-------- Data extract

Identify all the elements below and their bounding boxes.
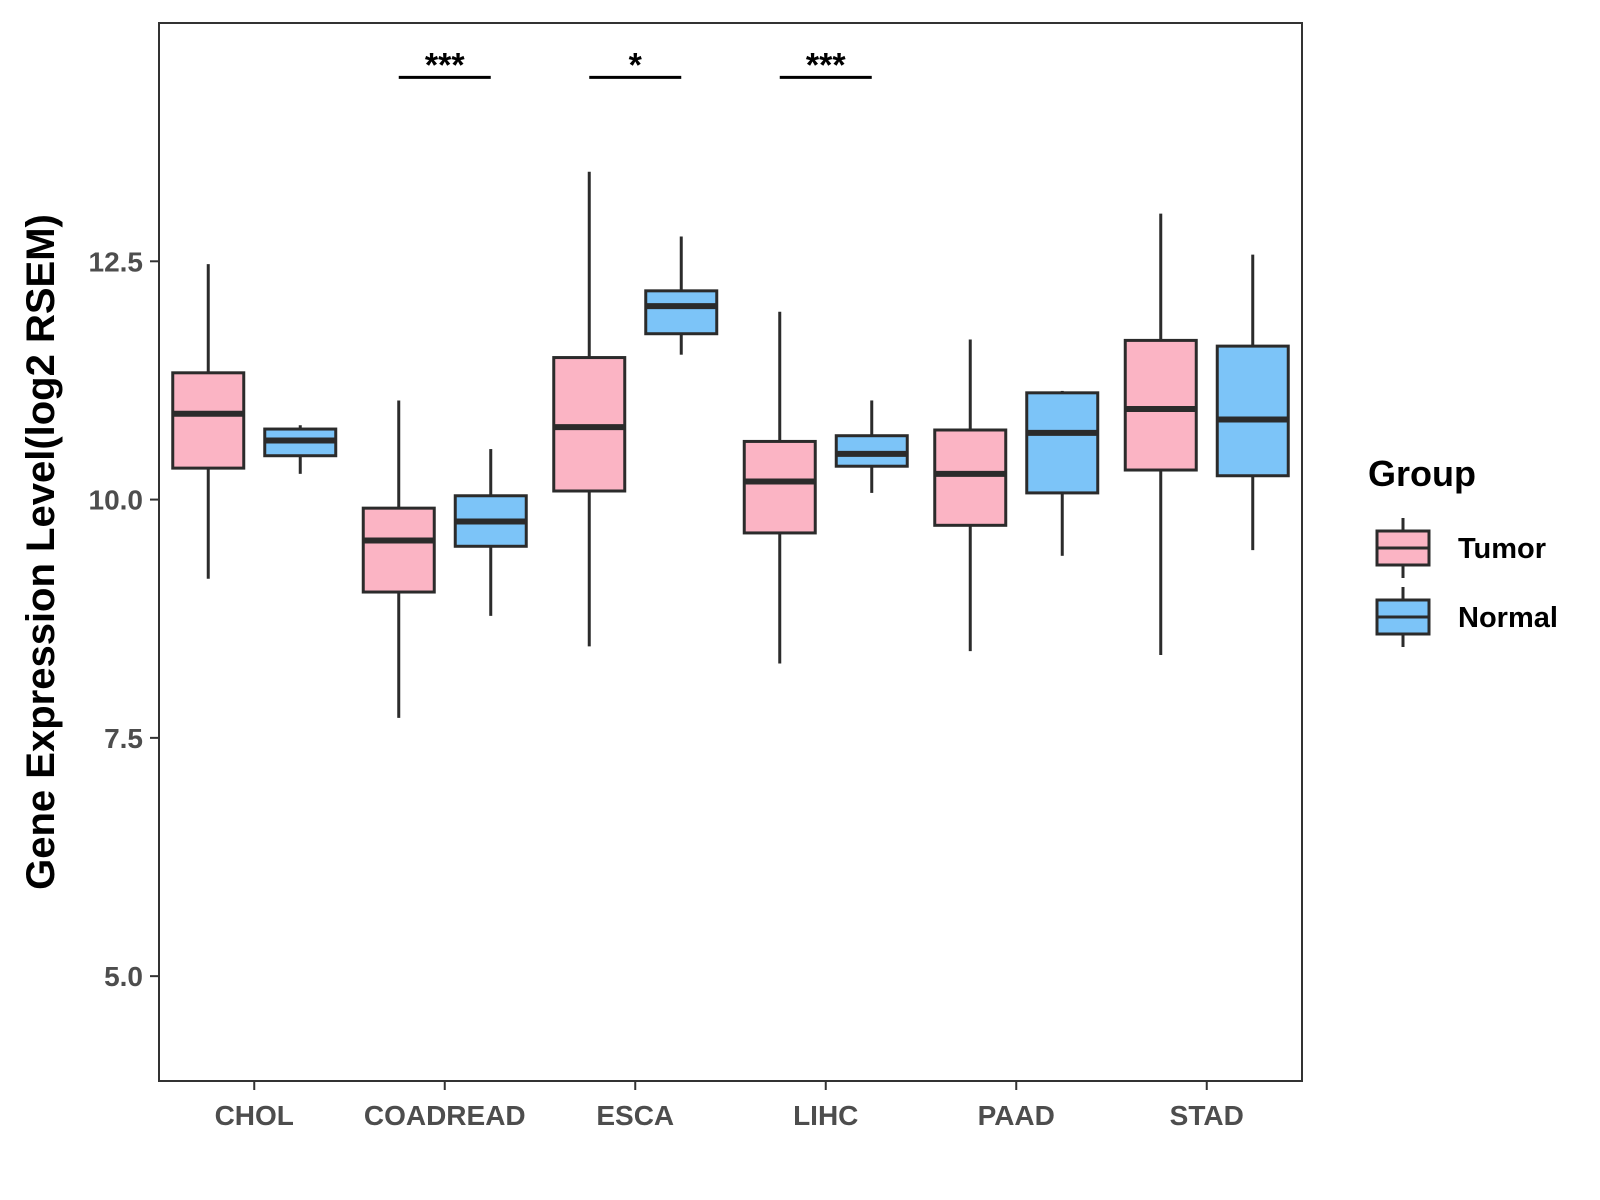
box-tumor-stad bbox=[1123, 213, 1198, 655]
significance-label-esca: * bbox=[629, 46, 643, 84]
significance-coadread: *** bbox=[398, 46, 491, 84]
significance-lihc: *** bbox=[779, 46, 872, 84]
box-normal-paad bbox=[1025, 390, 1100, 556]
x-tick-label-stad: STAD bbox=[1170, 1100, 1244, 1131]
box-normal-chol bbox=[263, 425, 338, 474]
box-normal-stad bbox=[1215, 254, 1290, 551]
axes: 5.0 7.5 10.0 12.5 CHOL COADREAD ESCA LIHC PAAD ST… bbox=[89, 246, 1244, 1131]
iqr-box-normal-esca bbox=[644, 289, 719, 336]
legend-label-normal: Normal bbox=[1458, 602, 1558, 634]
y-tick-label-0: 5.0 bbox=[104, 961, 143, 992]
iqr-box-tumor-stad bbox=[1123, 338, 1198, 472]
y-tick-label-2: 10.0 bbox=[89, 485, 144, 516]
significance-label-lihc: *** bbox=[806, 46, 846, 84]
iqr-box-tumor-chol bbox=[171, 371, 246, 470]
box-normal-lihc bbox=[834, 400, 909, 493]
legend-title: Group bbox=[1368, 453, 1476, 494]
plot-area: *** * *** bbox=[171, 46, 1290, 718]
panel-border bbox=[158, 22, 1303, 1082]
box-tumor-coadread bbox=[361, 400, 436, 718]
y-tick-label-3: 12.5 bbox=[89, 246, 144, 277]
y-tick-label-1: 7.5 bbox=[104, 723, 143, 754]
iqr-box-normal-stad bbox=[1215, 344, 1290, 478]
box-tumor-esca bbox=[552, 171, 627, 647]
iqr-box-tumor-paad bbox=[933, 428, 1008, 527]
box-normal-coadread bbox=[453, 449, 528, 616]
y-axis-title: Gene Expression Level(log2 RSEM) bbox=[19, 214, 63, 890]
box-normal-esca bbox=[644, 236, 719, 355]
box-tumor-lihc bbox=[742, 311, 817, 664]
iqr-box-tumor-lihc bbox=[742, 439, 817, 535]
significance-label-coadread: *** bbox=[425, 46, 465, 84]
box-tumor-paad bbox=[933, 339, 1008, 652]
legend-item-normal: Normal bbox=[1375, 587, 1558, 647]
x-tick-label-coadread: COADREAD bbox=[364, 1100, 526, 1131]
iqr-box-normal-paad bbox=[1025, 391, 1100, 495]
x-tick-label-esca: ESCA bbox=[596, 1100, 674, 1131]
box-tumor-chol bbox=[171, 264, 246, 579]
legend-label-tumor: Tumor bbox=[1458, 533, 1546, 565]
x-tick-label-chol: CHOL bbox=[215, 1100, 294, 1131]
significance-esca: * bbox=[589, 46, 682, 84]
legend-item-tumor: Tumor bbox=[1375, 518, 1546, 578]
x-tick-label-lihc: LIHC bbox=[793, 1100, 858, 1131]
iqr-box-tumor-coadread bbox=[361, 506, 436, 594]
legend: Group Tumor Normal bbox=[1368, 453, 1558, 647]
x-tick-label-paad: PAAD bbox=[978, 1100, 1055, 1131]
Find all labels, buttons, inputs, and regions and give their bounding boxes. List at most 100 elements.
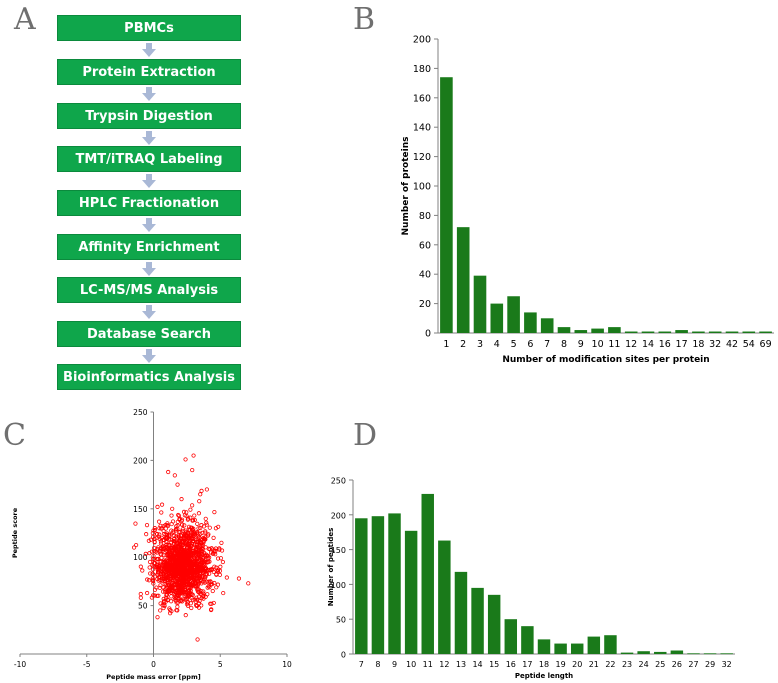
scatter-point: [169, 563, 174, 568]
scatter-point: [176, 595, 181, 600]
scatter-point: [161, 543, 166, 549]
bar: [604, 635, 617, 654]
scatter-point: [185, 581, 190, 586]
x-tick-label: 14: [642, 339, 654, 350]
scatter-point: [246, 581, 251, 586]
scatter-point: [186, 589, 191, 594]
scatter-point: [177, 538, 182, 543]
x-axis-label: Peptide mass error [ppm]: [106, 673, 200, 681]
x-tick-label: 6: [527, 339, 533, 350]
scatter-point: [148, 537, 153, 542]
x-tick-label: 14: [472, 660, 482, 669]
bar: [692, 331, 705, 333]
x-axis-label: Number of modification sites per protein: [502, 355, 709, 365]
scatter-point: [198, 525, 203, 531]
scatter-point: [162, 589, 168, 594]
scatter-point: [167, 547, 172, 552]
scatter-point: [176, 553, 181, 559]
scatter-point: [212, 510, 217, 515]
scatter-point: [190, 518, 195, 523]
scatter-point: [204, 568, 209, 573]
x-tick-label: 8: [375, 660, 380, 669]
scatter-point: [186, 527, 191, 532]
x-tick-label: 32: [709, 339, 721, 350]
scatter-point: [212, 580, 217, 586]
flow-step-trypsin-digestion: Trypsin Digestion: [57, 103, 241, 129]
scatter-point: [201, 593, 206, 598]
x-tick-label: 15: [489, 660, 499, 669]
scatter-point: [150, 557, 156, 562]
scatter-point: [214, 572, 219, 577]
scatter-point: [197, 548, 202, 553]
scatter-point: [185, 549, 191, 554]
x-tick-label: 17: [676, 339, 688, 350]
x-tick-label: 24: [639, 660, 649, 669]
scatter-point: [189, 605, 194, 611]
scatter-point: [183, 561, 188, 566]
bar: [355, 518, 368, 654]
x-tick-label: 12: [439, 660, 449, 669]
scatter-point: [188, 534, 194, 539]
scatter-point: [208, 567, 214, 572]
y-tick-label: 100: [331, 581, 346, 590]
bar: [670, 650, 684, 654]
scatter-point: [149, 595, 154, 600]
scatter-point: [166, 469, 171, 475]
x-axis-label: Peptide length: [515, 672, 573, 680]
scatter-point: [182, 531, 187, 536]
scatter-point: [201, 559, 207, 564]
scatter-point: [202, 576, 207, 582]
scatter-point: [198, 573, 203, 579]
scatter-point: [189, 541, 194, 546]
x-tick-label: 1: [443, 339, 449, 350]
flow-arrow-down-icon: [142, 262, 156, 276]
scatter-point: [151, 579, 156, 584]
scatter-point: [143, 551, 148, 556]
bar: [440, 77, 453, 333]
scatter-point: [175, 482, 180, 487]
scatter-point: [203, 566, 208, 571]
scatter-point: [159, 510, 164, 515]
y-axis-label: Peptide score: [11, 507, 19, 558]
x-tick-label: 3: [477, 339, 483, 350]
x-tick-label: 18: [692, 339, 704, 350]
y-axis-label: Number of peptides: [327, 528, 335, 607]
scatter-point: [219, 548, 225, 553]
scatter-point: [195, 521, 200, 526]
bar: [388, 513, 401, 654]
scatter-point: [131, 545, 137, 550]
bar: [521, 626, 534, 654]
scatter-point: [158, 548, 163, 554]
y-tick-label: 140: [413, 123, 431, 134]
bar: [742, 331, 756, 333]
scatter-point: [152, 526, 157, 531]
x-tick-label: 5: [218, 660, 223, 669]
scatter-point: [164, 569, 170, 574]
bar: [487, 594, 501, 654]
scatter-point: [169, 513, 174, 518]
scatter-point: [147, 565, 152, 570]
scatter-point: [170, 519, 176, 524]
x-tick-label: 16: [659, 339, 671, 350]
scatter-point: [207, 571, 212, 576]
y-tick-label: 160: [413, 93, 431, 104]
scatter-point: [192, 513, 197, 518]
scatter-point: [170, 506, 175, 511]
scatter-point: [196, 590, 201, 595]
panel-label-b: B: [353, 2, 376, 37]
scatter-point: [179, 546, 184, 551]
scatter-point: [191, 453, 196, 458]
x-tick-label: 29: [705, 660, 715, 669]
scatter-point: [216, 524, 221, 529]
scatter-point: [212, 564, 217, 569]
scatter-point: [207, 559, 212, 564]
x-tick-label: 20: [572, 660, 582, 669]
scatter-point: [157, 536, 162, 542]
bar: [421, 493, 434, 654]
scatter-point: [172, 593, 177, 598]
scatter-point: [152, 593, 157, 598]
x-tick-label: 22: [605, 660, 615, 669]
scatter-point: [199, 603, 204, 608]
flow-step-lc-ms-analysis: LC-MS/MS Analysis: [57, 277, 241, 303]
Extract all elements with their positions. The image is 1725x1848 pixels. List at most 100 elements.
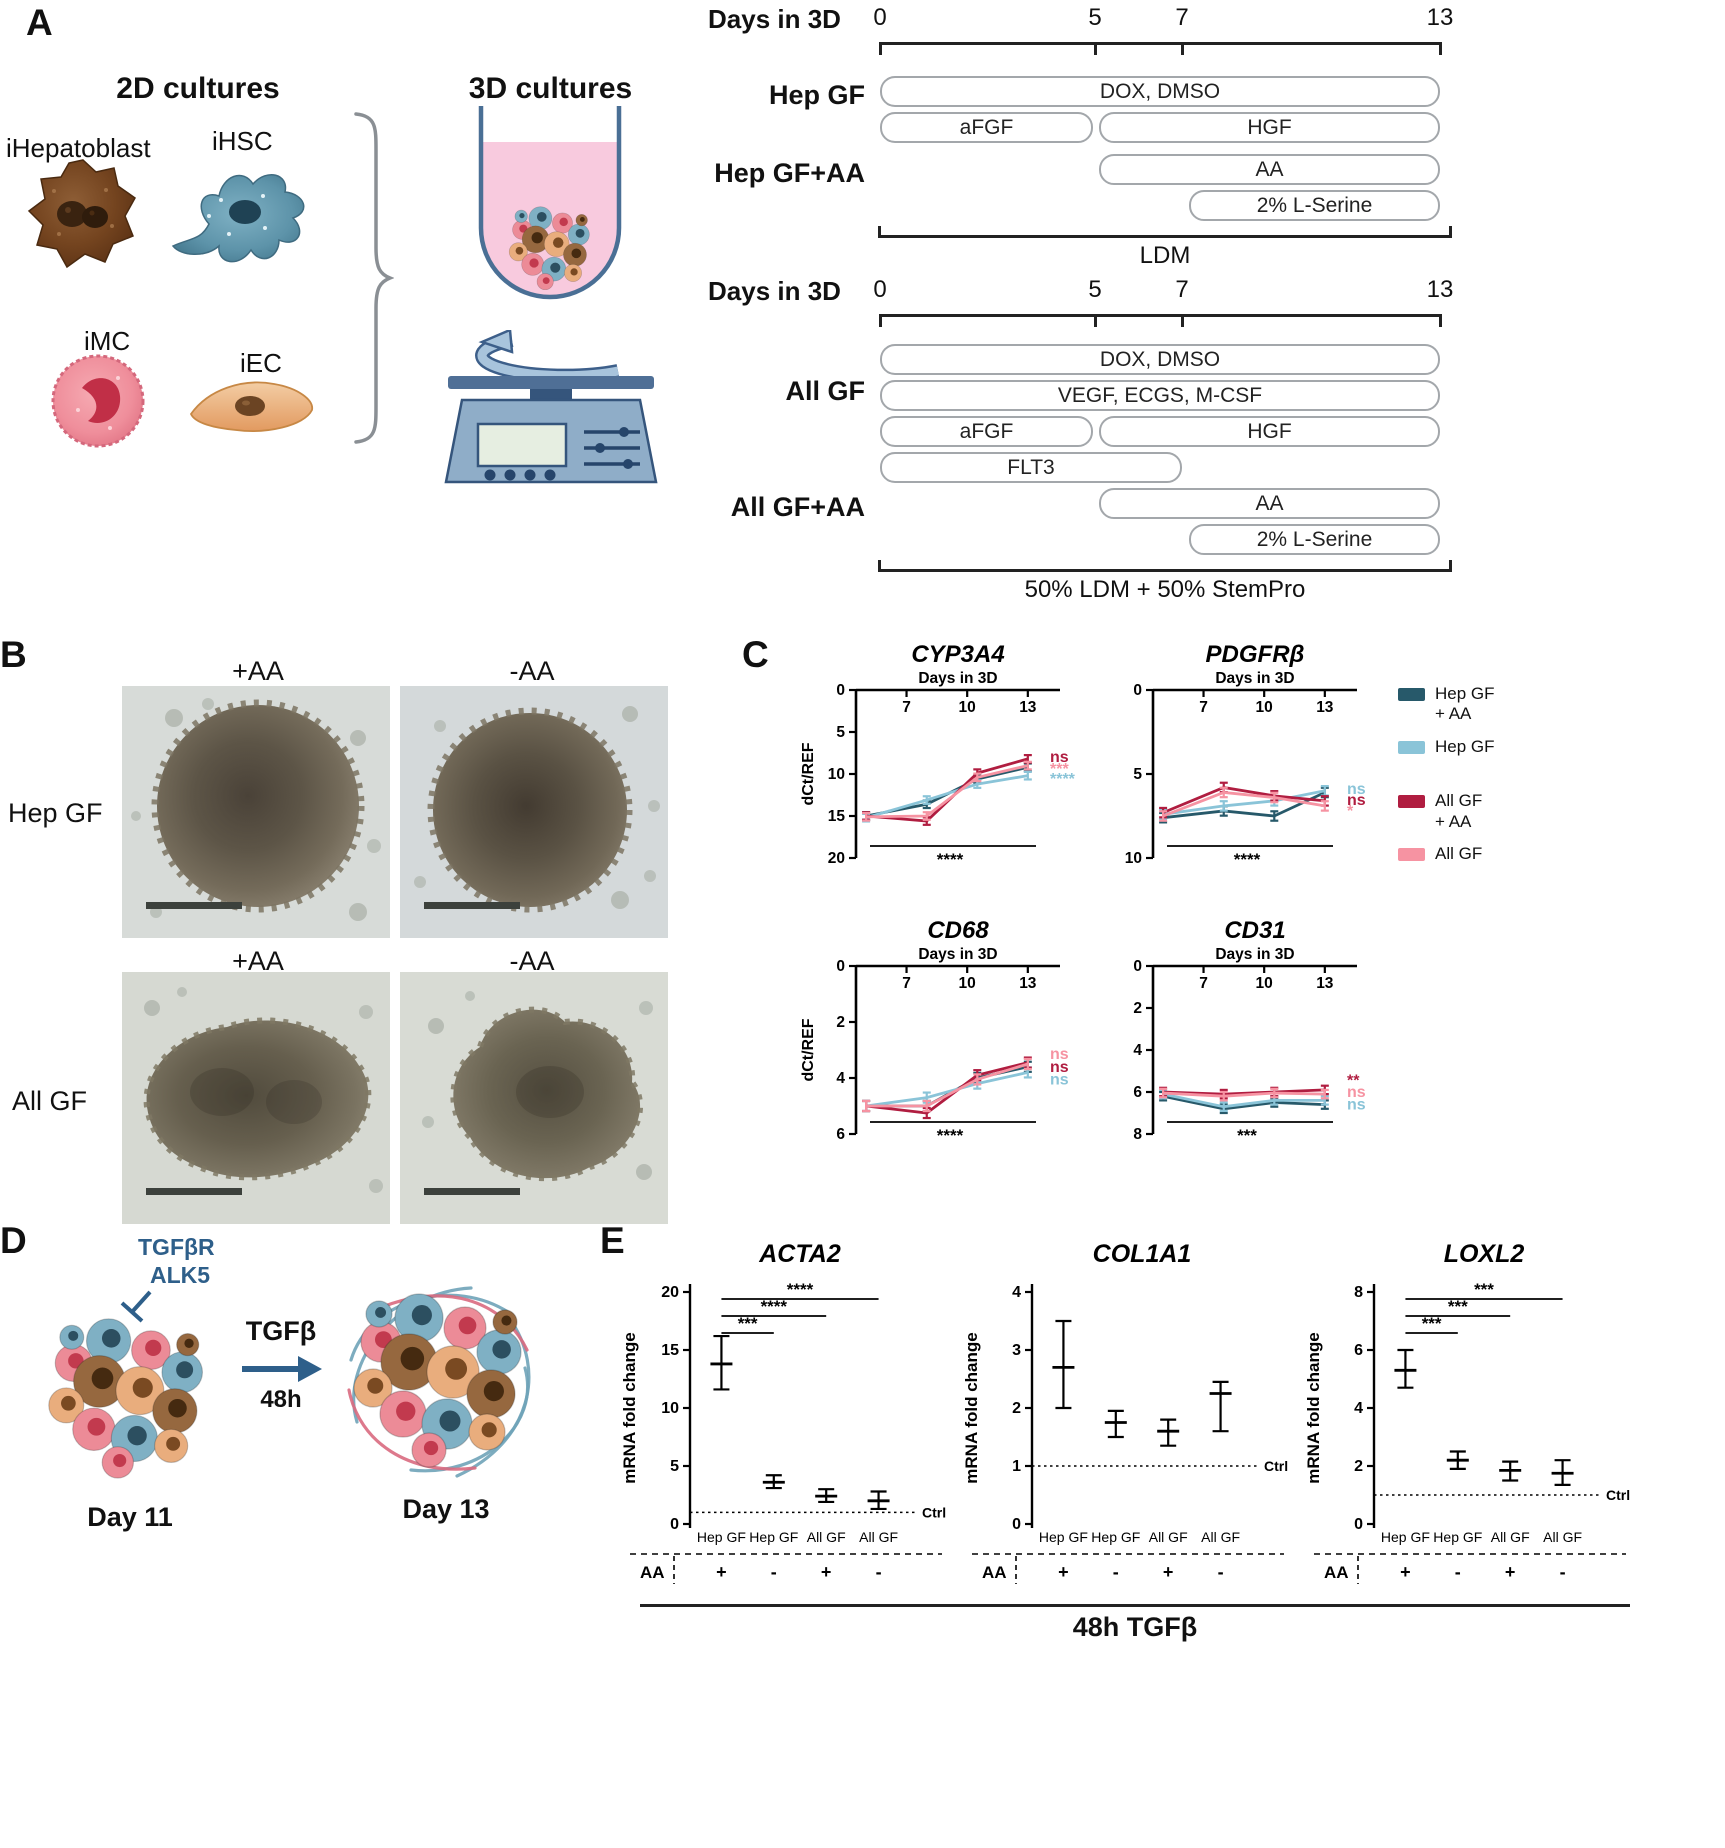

----------------

> What to produce
Return a copy of every line in the records that includes the string "panel".

> Expected answer
panel-border bbox=[158, 22, 1303, 1082]
panel-label-b: B: [353, 2, 376, 37]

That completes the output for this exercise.